- Your goal
Print the entries that appear below, exactly as written and without their pictures.

- Information shown
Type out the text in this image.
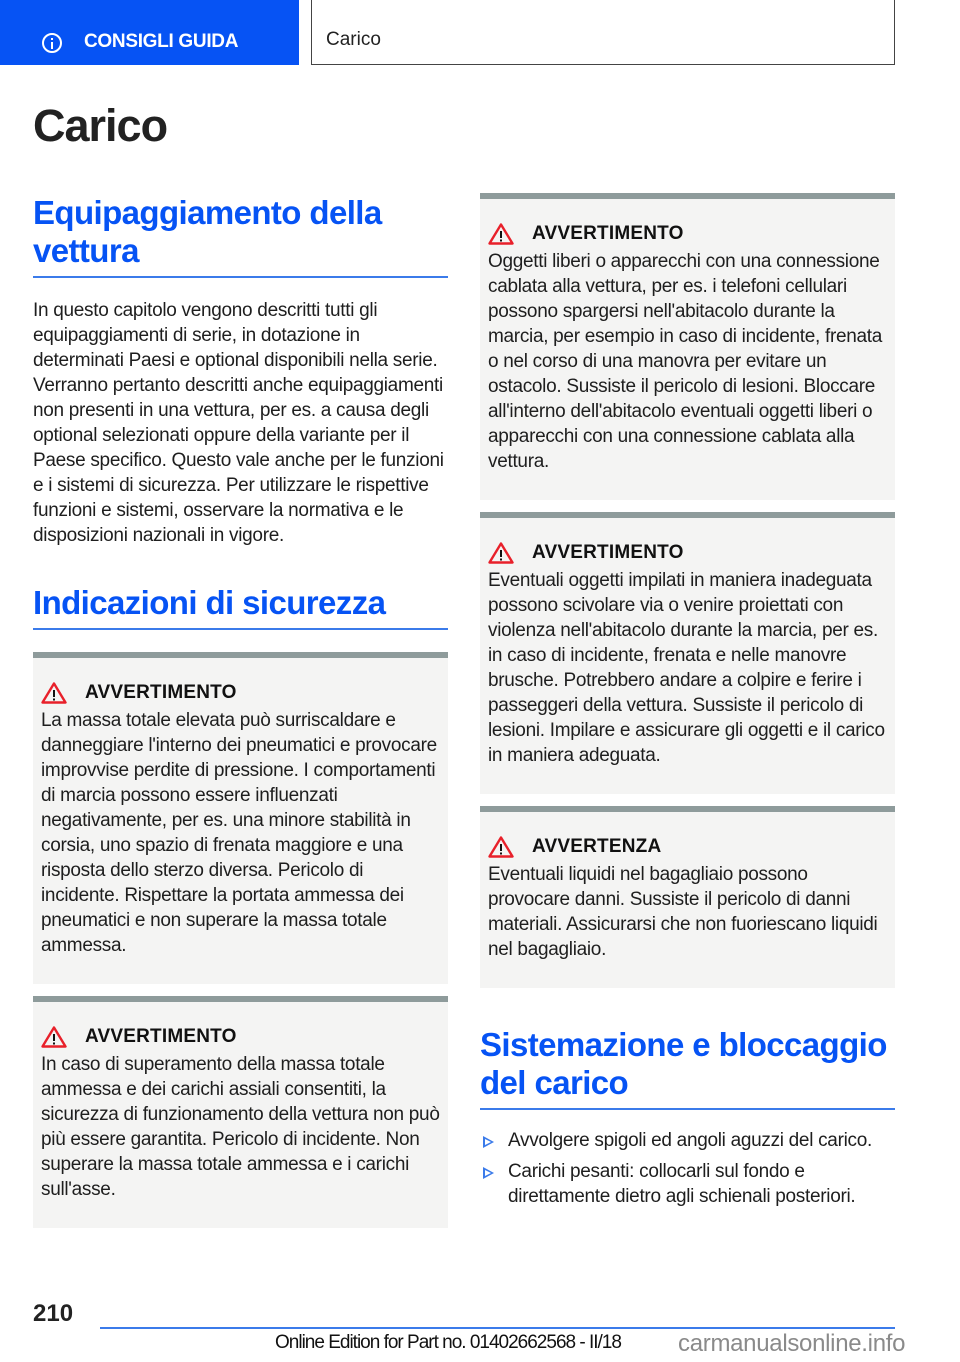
CONSIGLI GUIDA	Carico
Carico
Equipaggiamento della vettura

In questo capitolo vengono descritti tutti gli equipaggiamenti di serie, in dotazione in determinati Paesi e optional disponibili nella serie. Verranno pertanto descritti anche equipaggiamenti non presenti in una vettura, per es. a causa degli optional selezionati oppure della variante per il Paese specifico. Questo vale anche per le funzioni e i sistemi di sicurezza. Per utilizzare le rispettive funzioni e sistemi, osservare la normativa e le disposizioni nazionali in vigore.

Indicazioni di sicurezza
AVVERTIMENTO

La massa totale elevata può surriscaldare e danneggiare l'interno dei pneumatici e provocare improvvise perdite di pressione. I comportamenti di marcia possono essere influenzati negativamente, per es. una minore stabilità in corsia, uno spazio di frenata maggiore e una risposta dello sterzo diversa. Pericolo di incidente. Rispettare la portata ammessa dei pneumatici e non superare la massa totale ammessa.

AVVERTIMENTO

In caso di superamento della massa totale ammessa e dei carichi assiali consentiti, la sicurezza di funzionamento della vettura non può più essere garantita. Pericolo di incidente. Non superare la massa totale ammessa e i carichi sull'asse.

AVVERTIMENTO

Oggetti liberi o apparecchi con una connessione cablata alla vettura, per es. i telefoni cellulari possono spargersi nell'abitacolo durante la marcia, per esempio in caso di incidente, frenata o nel corso di una manovra per evitare un ostacolo. Sussiste il pericolo di lesioni. Bloccare all'interno dell'abitacolo eventuali oggetti liberi o apparecchi con una connessione cablata alla vettura.

AVVERTIMENTO

Eventuali oggetti impilati in maniera inadeguata possono scivolare via o venire proiettati con violenza nell'abitacolo durante la marcia, per es. in caso di incidente, frenata e nelle manovre brusche. Potrebbero andare a colpire e ferire i passeggeri della vettura. Sussiste il pericolo di lesioni. Impilare e assicurare gli oggetti e il carico in maniera adeguata.

AVVERTENZA

Eventuali liquidi nel bagagliaio possono provocare danni. Sussiste il pericolo di danni materiali. Assicurarsi che non fuoriescano liquidi nel bagagliaio.

Sistemazione e bloccaggio del carico
Avvolgere spigoli ed angoli aguzzi del carico.
Carichi pesanti: collocarli sul fondo e direttamente dietro agli schienali posteriori.
210
Online Edition for Part no. 01402662568 - II/18 carmanualsonline.info
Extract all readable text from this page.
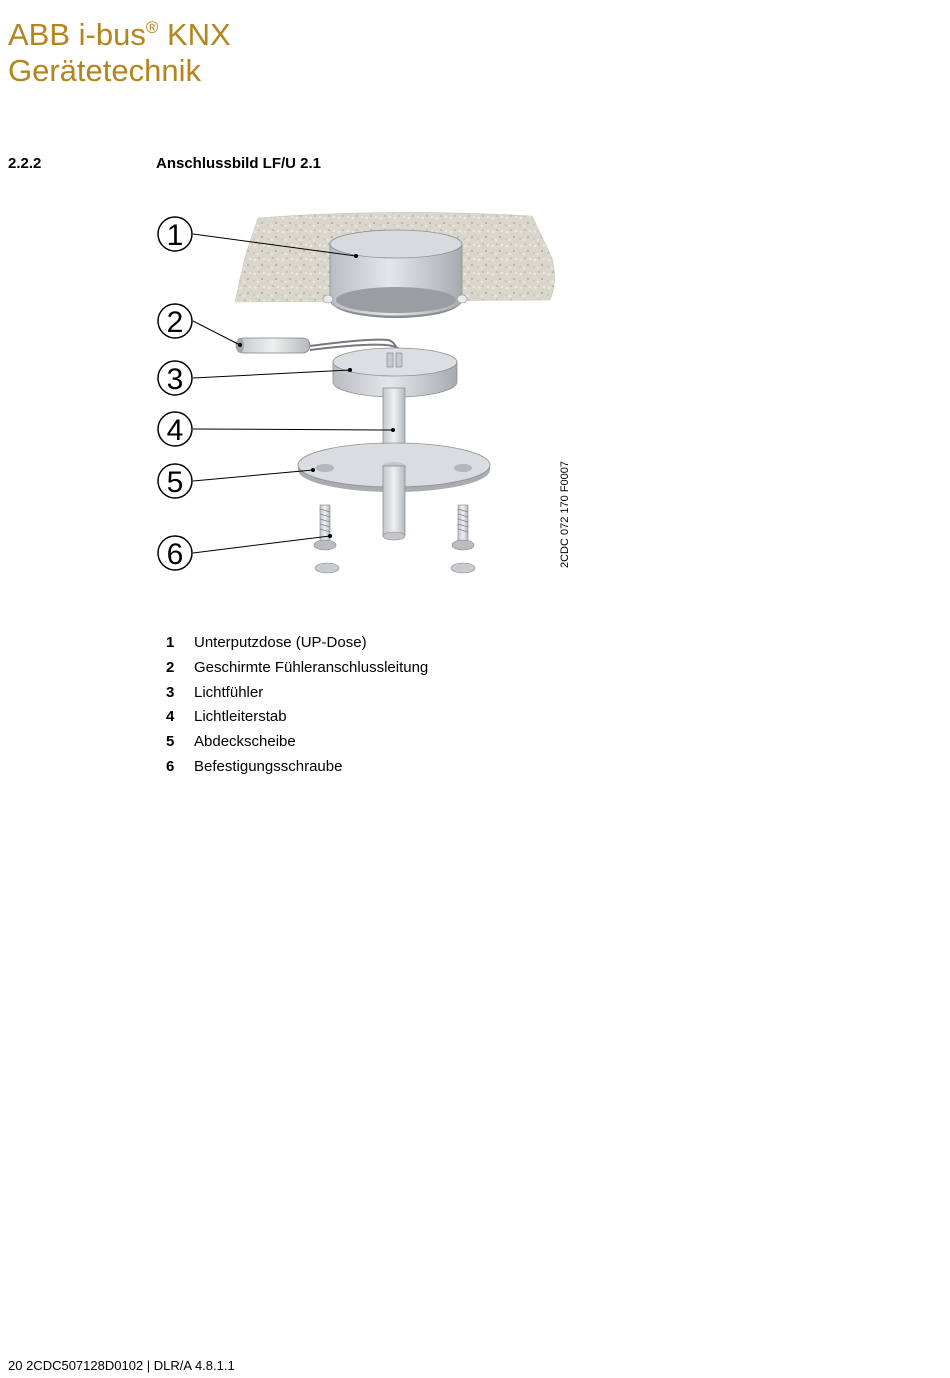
ABB i-bus® KNX
Gerätetechnik
2.2.2	Anschlussbild LF/U 2.1
1
2
3
4
5
6	2CDC 072 170 F0007
1 Unterputzdose (UP-Dose)
2 Geschirmte Fühleranschlussleitung
3 Lichtfühler
4 Lichtleiterstab
5 Abdeckscheibe
6 Befestigungsschraube
20 2CDC507128D0102 | DLR/A 4.8.1.1
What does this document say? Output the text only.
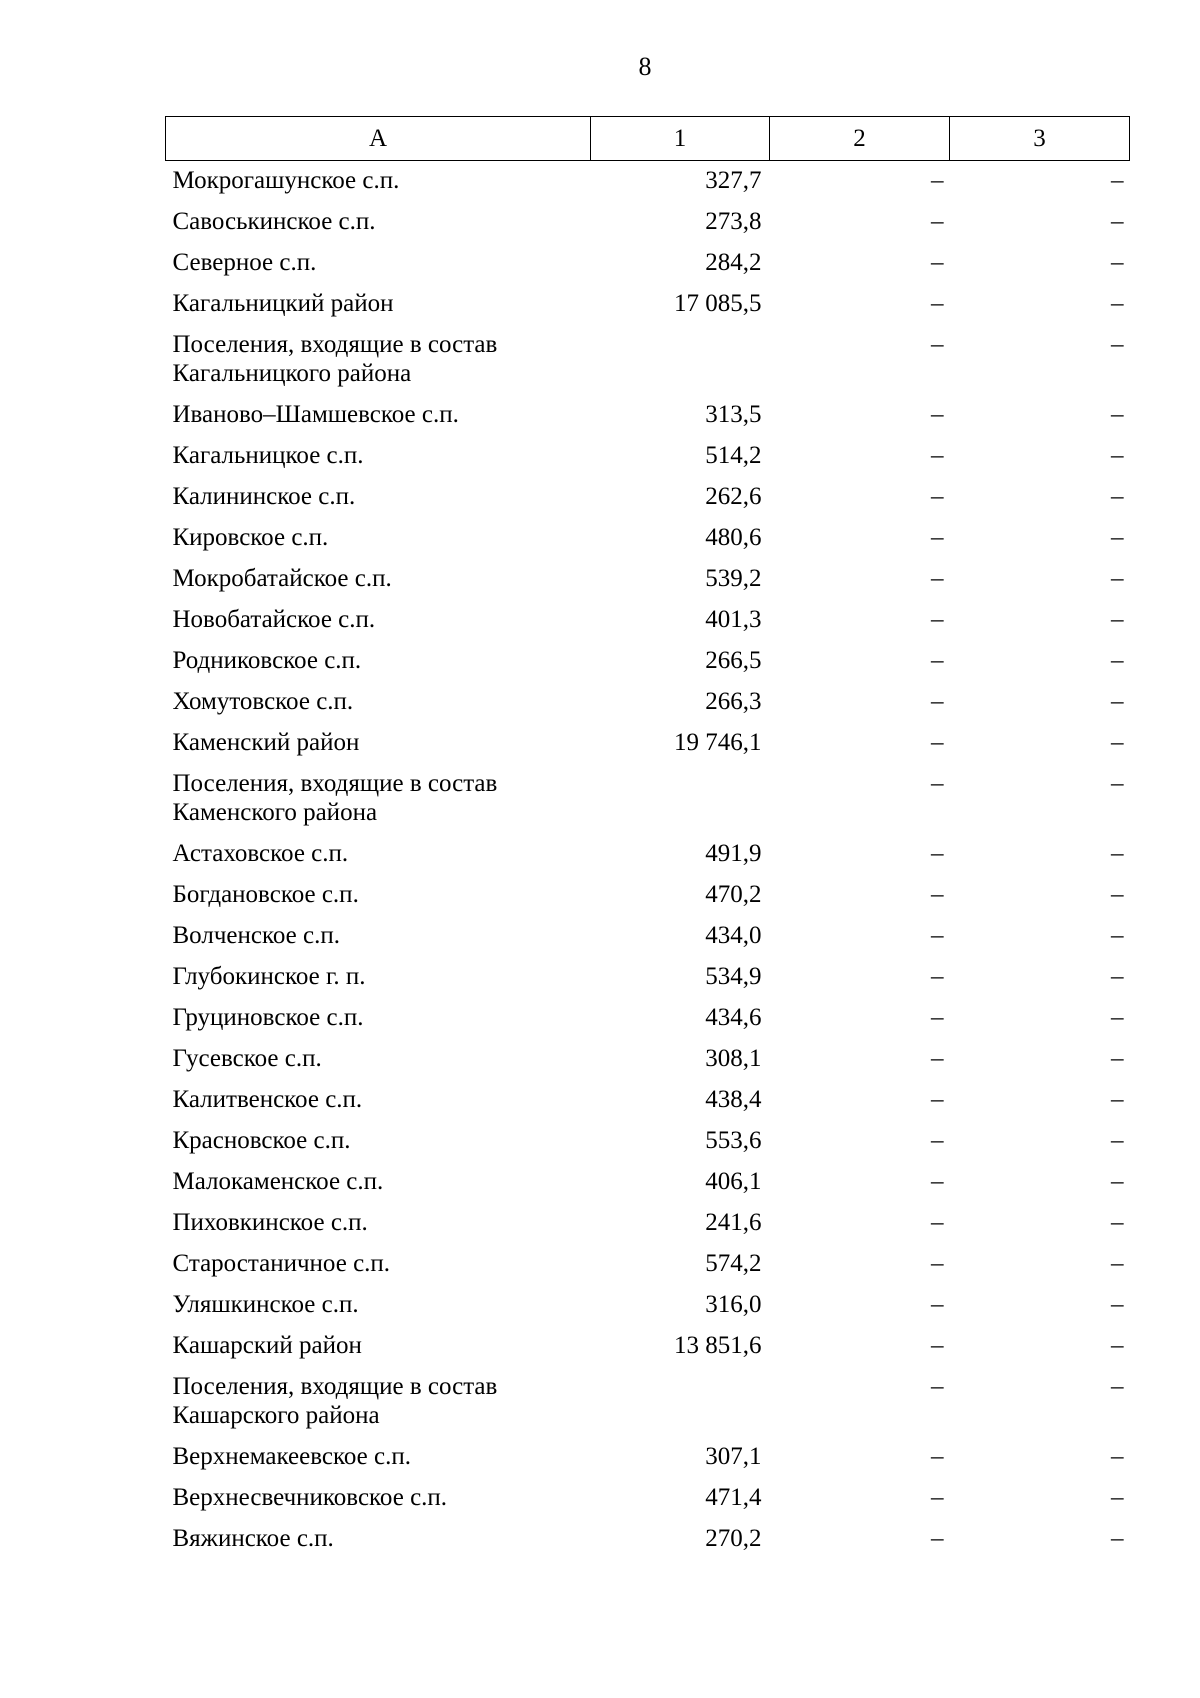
8
А	1	2	3
Мокрогашунское с.п.	327,7	–	–
Савоськинское с.п.	273,8	–	–
Северное с.п.	284,2	–	–
Кагальницкий район	17 085,5	–	–
Поселения, входящие в состав Кагальницкого района		–	–
Иваново–Шамшевское с.п.	313,5	–	–
Кагальницкое с.п.	514,2	–	–
Калининское с.п.	262,6	–	–
Кировское с.п.	480,6	–	–
Мокробатайское с.п.	539,2	–	–
Новобатайское с.п.	401,3	–	–
Родниковское с.п.	266,5	–	–
Хомутовское с.п.	266,3	–	–
Каменский район	19 746,1	–	–
Поселения, входящие в состав Каменского района		–	–
Астаховское с.п.	491,9	–	–
Богдановское с.п.	470,2	–	–
Волченское с.п.	434,0	–	–
Глубокинское г. п.	534,9	–	–
Груциновское с.п.	434,6	–	–
Гусевское с.п.	308,1	–	–
Калитвенское с.п.	438,4	–	–
Красновское с.п.	553,6	–	–
Малокаменское с.п.	406,1	–	–
Пиховкинское с.п.	241,6	–	–
Старостаничное с.п.	574,2	–	–
Уляшкинское с.п.	316,0	–	–
Кашарский район	13 851,6	–	–
Поселения, входящие в состав Кашарского района		–	–
Верхнемакеевское с.п.	307,1	–	–
Верхнесвечниковское с.п.	471,4	–	–
Вяжинское с.п.	270,2	–	–
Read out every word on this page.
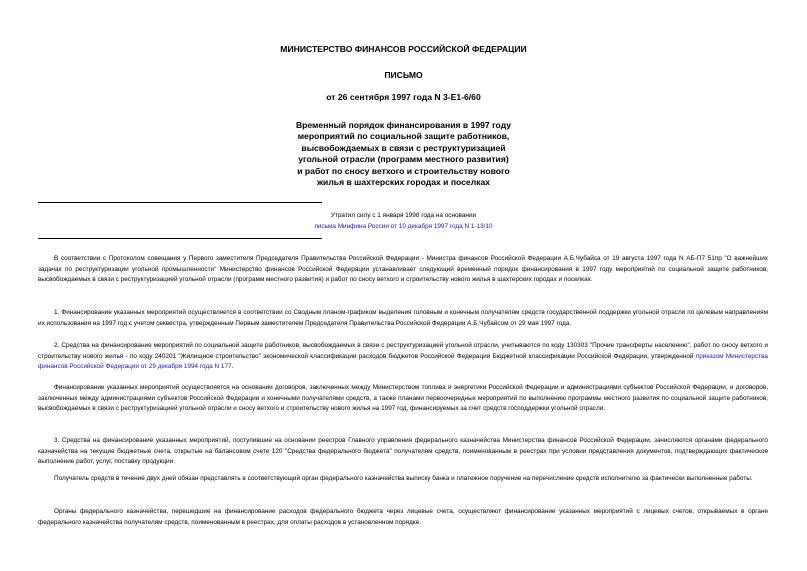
МИНИСТЕРСТВО ФИНАНСОВ РОССИЙСКОЙ ФЕДЕРАЦИИ
ПИСЬМО
от 26 сентября 1997 года N 3-Е1-6/60
Временный порядок финансирования в 1997 году
мероприятий по социальной защите работников,
высвобождаемых в связи с реструктуризацией
угольной отрасли (программ местного развития)
и работ по сносу ветхого и строительству нового
жилья в шахтерских городах и поселках
Утратил силу с 1 января 1998 года на основании
письма Минфина России от 10 декабря 1997 года N 1-13/10

В соответствии с Протоколом совещания у Первого заместителя Председателя Правительства Российской Федерации - Министра финансов Российской Федерации А.Б.Чубайса от 19 августа 1997 года N АБ-П7 51пр "О важнейших задачах по реструктуризации угольной промышленности" Министерство финансов Российской Федерации устанавливает следующий временный порядок финансирования в 1997 году мероприятий по социальной защите работников, высвобождаемых в связи с реструктуризацией угольной отрасли (программ местного развития) и работ по сносу ветхого и строительству нового жилья в шахтерских городах и поселках.

1. Финансирование указанных мероприятий осуществляется в соответствии со Сводным планом-графиком выделения головным и конечным получателям средств государственной поддержки угольной отрасли по целевым направлениям их использования на 1997 год с учетом секвестра, утвержденным Первым заместителем Председателя Правительства Российской Федерации А.Б.Чубайсом от 29 мая 1997 года.

2. Средства на финансирование мероприятий по социальной защите работников, высвобождаемых в связи с реструктуризацией угольной отрасли, учитываются по коду 130303 "Прочие трансферты населению", работ по сносу ветхого и строительству нового жилья - по коду 240201 "Жилищное строительство" экономической классификации расходов бюджетов Российской Федерации Бюджетной классификации Российской Федерации, утвержденной приказом Министерства финансов Российской Федерации от 29 декабря 1994 года N 177.

Финансирование указанных мероприятий осуществляется на основании договоров, заключенных между Министерством топлива и энергетики Российской Федерации и администрациями субъектов Российской Федерации, и договоров, заключенных между администрациями субъектов Российской Федерации и конечными получателями средств, а также планами первоочередных мероприятий по выполнению программы местного развития по социальной защите работников, высвобождаемых в связи с реструктуризацией угольной отрасли и сносу ветхого и строительству нового жилья на 1997 год, финансируемых за счет средств господдержки угольной отрасли.

3. Средства на финансирование указанных мероприятий, поступившие на основании реестров Главного управления федерального казначейства Министерства финансов Российской Федерации, зачисляются органами федерального казначейства на текущие бюджетные счета, открытые на балансовом счете 120 "Средства федерального бюджета" получателям средств, поименованным в реестрах при условии представления документов, подтверждающих фактическое выполнение работ, услуг, поставку продукции.

Получатель средств в течение двух дней обязан представлять в соответствующий орган федерального казначейства выписку банка и платежное поручение на перечисление средств исполнителю за фактически выполненные работы.

Органы федерального казначейства, перешедшие на финансирование расходов федерального бюджета через лицевые счета, осуществляют финансирование указанных мероприятий с лицевых счетов, открываемых в органе федерального казначейства получателям средств, поименованным в реестрах, для оплаты расходов в установленном порядке.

- Result of the exercise
Type out the text in this image.
CONSIGLI GUIDA	Carico
Carico
Equipaggiamento della vettura

In questo capitolo vengono descritti tutti gli equipaggiamenti di serie, in dotazione in determinati Paesi e optional disponibili nella serie. Verranno pertanto descritti anche equipaggiamenti non presenti in una vettura, per es. a causa degli optional selezionati oppure della variante per il Paese specifico. Questo vale anche per le funzioni e i sistemi di sicurezza. Per utilizzare le rispettive funzioni e sistemi, osservare la normativa e le disposizioni nazionali in vigore.

Indicazioni di sicurezza
AVVERTIMENTO

La massa totale elevata può surriscaldare e danneggiare l'interno dei pneumatici e provocare improvvise perdite di pressione. I comportamenti di marcia possono essere influenzati negativamente, per es. una minore stabilità in corsia, uno spazio di frenata maggiore e una risposta dello sterzo diversa. Pericolo di incidente. Rispettare la portata ammessa dei pneumatici e non superare la massa totale ammessa.

AVVERTIMENTO

In caso di superamento della massa totale ammessa e dei carichi assiali consentiti, la sicurezza di funzionamento della vettura non può più essere garantita. Pericolo di incidente. Non superare la massa totale ammessa e i carichi sull'asse.

AVVERTIMENTO

Oggetti liberi o apparecchi con una connessione cablata alla vettura, per es. i telefoni cellulari possono spargersi nell'abitacolo durante la marcia, per esempio in caso di incidente, frenata o nel corso di una manovra per evitare un ostacolo. Sussiste il pericolo di lesioni. Bloccare all'interno dell'abitacolo eventuali oggetti liberi o apparecchi con una connessione cablata alla vettura.

AVVERTIMENTO

Eventuali oggetti impilati in maniera inadeguata possono scivolare via o venire proiettati con violenza nell'abitacolo durante la marcia, per es. in caso di incidente, frenata e nelle manovre brusche. Potrebbero andare a colpire e ferire i passeggeri della vettura. Sussiste il pericolo di lesioni. Impilare e assicurare gli oggetti e il carico in maniera adeguata.

AVVERTENZA

Eventuali liquidi nel bagagliaio possono provocare danni. Sussiste il pericolo di danni materiali. Assicurarsi che non fuoriescano liquidi nel bagagliaio.

Sistemazione e bloccaggio del carico
Avvolgere spigoli ed angoli aguzzi del carico.
Carichi pesanti: collocarli sul fondo e direttamente dietro agli schienali posteriori.
210
Online Edition for Part no. 01402662568 - II/18 carmanualsonline.info
Extract all readable text from this page.
ABB i-bus® KNX
Gerätetechnik
2.2.2	Anschlussbild LF/U 2.1
1
2
3
4
5
6	2CDC 072 170 F0007
1 Unterputzdose (UP-Dose)
2 Geschirmte Fühleranschlussleitung
3 Lichtfühler
4 Lichtleiterstab
5 Abdeckscheibe
6 Befestigungsschraube
20 2CDC507128D0102 | DLR/A 4.8.1.1
What does this document say? Output the text only.
8
А	1	2	3
Мокрогашунское с.п.	327,7	–	–
Савоськинское с.п.	273,8	–	–
Северное с.п.	284,2	–	–
Кагальницкий район	17 085,5	–	–
Поселения, входящие в состав Кагальницкого района		–	–
Иваново–Шамшевское с.п.	313,5	–	–
Кагальницкое с.п.	514,2	–	–
Калининское с.п.	262,6	–	–
Кировское с.п.	480,6	–	–
Мокробатайское с.п.	539,2	–	–
Новобатайское с.п.	401,3	–	–
Родниковское с.п.	266,5	–	–
Хомутовское с.п.	266,3	–	–
Каменский район	19 746,1	–	–
Поселения, входящие в состав Каменского района		–	–
Астаховское с.п.	491,9	–	–
Богдановское с.п.	470,2	–	–
Волченское с.п.	434,0	–	–
Глубокинское г. п.	534,9	–	–
Груциновское с.п.	434,6	–	–
Гусевское с.п.	308,1	–	–
Калитвенское с.п.	438,4	–	–
Красновское с.п.	553,6	–	–
Малокаменское с.п.	406,1	–	–
Пиховкинское с.п.	241,6	–	–
Старостаничное с.п.	574,2	–	–
Уляшкинское с.п.	316,0	–	–
Кашарский район	13 851,6	–	–
Поселения, входящие в состав Кашарского района		–	–
Верхнемакеевское с.п.	307,1	–	–
Верхнесвечниковское с.п.	471,4	–	–
Вяжинское с.п.	270,2	–	–
Read out every word on this page.
МИНИСТЕРСТВО ФИНАНСОВ РОССИЙСКОЙ ФЕДЕРАЦИИ
ПИСЬМО
от 26 сентября 1997 года N 3-Е1-6/60
Временный порядок финансирования в 1997 году
мероприятий по социальной защите работников,
высвобождаемых в связи с реструктуризацией
угольной отрасли (программ местного развития)
и работ по сносу ветхого и строительству нового
жилья в шахтерских городах и поселках
Утратил силу с 1 января 1998 года на основании
письма Минфина России от 10 декабря 1997 года N 1-13/10

В соответствии с Протоколом совещания у Первого заместителя Председателя Правительства Российской Федерации - Министра финансов Российской Федерации А.Б.Чубайса от 19 августа 1997 года N АБ-П7 51пр "О важнейших задачах по реструктуризации угольной промышленности" Министерство финансов Российской Федерации устанавливает следующий временный порядок финансирования в 1997 году мероприятий по социальной защите работников, высвобождаемых в связи с реструктуризацией угольной отрасли (программ местного развития) и работ по сносу ветхого и строительству нового жилья в шахтерских городах и поселках.

1. Финансирование указанных мероприятий осуществляется в соответствии со Сводным планом-графиком выделения головным и конечным получателям средств государственной поддержки угольной отрасли по целевым направлениям их использования на 1997 год с учетом секвестра, утвержденным Первым заместителем Председателя Правительства Российской Федерации А.Б.Чубайсом от 29 мая 1997 года.

2. Средства на финансирование мероприятий по социальной защите работников, высвобождаемых в связи с реструктуризацией угольной отрасли, учитываются по коду 130303 "Прочие трансферты населению", работ по сносу ветхого и строительству нового жилья - по коду 240201 "Жилищное строительство" экономической классификации расходов бюджетов Российской Федерации Бюджетной классификации Российской Федерации, утвержденной приказом Министерства финансов Российской Федерации от 29 декабря 1994 года N 177.

Финансирование указанных мероприятий осуществляется на основании договоров, заключенных между Министерством топлива и энергетики Российской Федерации и администрациями субъектов Российской Федерации, и договоров, заключенных между администрациями субъектов Российской Федерации и конечными получателями средств, а также планами первоочередных мероприятий по выполнению программы местного развития по социальной защите работников, высвобождаемых в связи с реструктуризацией угольной отрасли и сносу ветхого и строительству нового жилья на 1997 год, финансируемых за счет средств господдержки угольной отрасли.

3. Средства на финансирование указанных мероприятий, поступившие на основании реестров Главного управления федерального казначейства Министерства финансов Российской Федерации, зачисляются органами федерального казначейства на текущие бюджетные счета, открытые на балансовом счете 120 "Средства федерального бюджета" получателям средств, поименованным в реестрах при условии представления документов, подтверждающих фактическое выполнение работ, услуг, поставку продукции.

Получатель средств в течение двух дней обязан представлять в соответствующий орган федерального казначейства выписку банка и платежное поручение на перечисление средств исполнителю за фактически выполненные работы.

Органы федерального казначейства, перешедшие на финансирование расходов федерального бюджета через лицевые счета, осуществляют финансирование указанных мероприятий с лицевых счетов, открываемых в органе федерального казначейства получателям средств, поименованным в реестрах, для оплаты расходов в установленном порядке.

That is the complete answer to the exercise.